SOURCE RECORDS:

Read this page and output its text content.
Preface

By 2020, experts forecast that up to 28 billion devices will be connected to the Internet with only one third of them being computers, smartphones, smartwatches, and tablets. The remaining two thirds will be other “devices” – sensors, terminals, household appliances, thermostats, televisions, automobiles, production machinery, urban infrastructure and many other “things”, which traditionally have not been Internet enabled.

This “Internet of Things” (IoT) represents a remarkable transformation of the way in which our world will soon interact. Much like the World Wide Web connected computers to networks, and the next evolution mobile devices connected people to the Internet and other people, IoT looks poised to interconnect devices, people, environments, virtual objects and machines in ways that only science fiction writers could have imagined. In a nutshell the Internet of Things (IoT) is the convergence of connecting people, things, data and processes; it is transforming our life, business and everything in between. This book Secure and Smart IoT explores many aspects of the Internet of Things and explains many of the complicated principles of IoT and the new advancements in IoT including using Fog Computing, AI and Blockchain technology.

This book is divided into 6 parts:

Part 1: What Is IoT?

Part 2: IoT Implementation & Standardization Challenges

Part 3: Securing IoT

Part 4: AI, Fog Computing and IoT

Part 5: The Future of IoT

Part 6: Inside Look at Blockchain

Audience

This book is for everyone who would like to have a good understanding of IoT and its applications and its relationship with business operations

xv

REQUIRED TASK: Scan the entries above for the word "that" and collect each line holding it.

ANSWER TO THE EXERCISE:
By 2020, experts forecast that up to 28 billion devices will be connected to the Internet with only one third of them being computers, smartphones, smartwatches, and tablets. The remaining two thirds will be other “devices” – sensors, terminals, household appliances, thermostats, televisions, automobiles, production machinery, urban infrastructure and many other “things”, which traditionally have not been Internet enabled.
This “Internet of Things” (IoT) represents a remarkable transformation of the way in which our world will soon interact. Much like the World Wide Web connected computers to networks, and the next evolution mobile devices connected people to the Internet and other people, IoT looks poised to interconnect devices, people, environments, virtual objects and machines in ways that only science fiction writers could have imagined. In a nutshell the Internet of Things (IoT) is the convergence of connecting people, things, data and processes; it is transforming our life, business and everything in between. This book Secure and Smart IoT explores many aspects of the Internet of Things and explains many of the complicated principles of IoT and the new advancements in IoT including using Fog Computing, AI and Blockchain technology.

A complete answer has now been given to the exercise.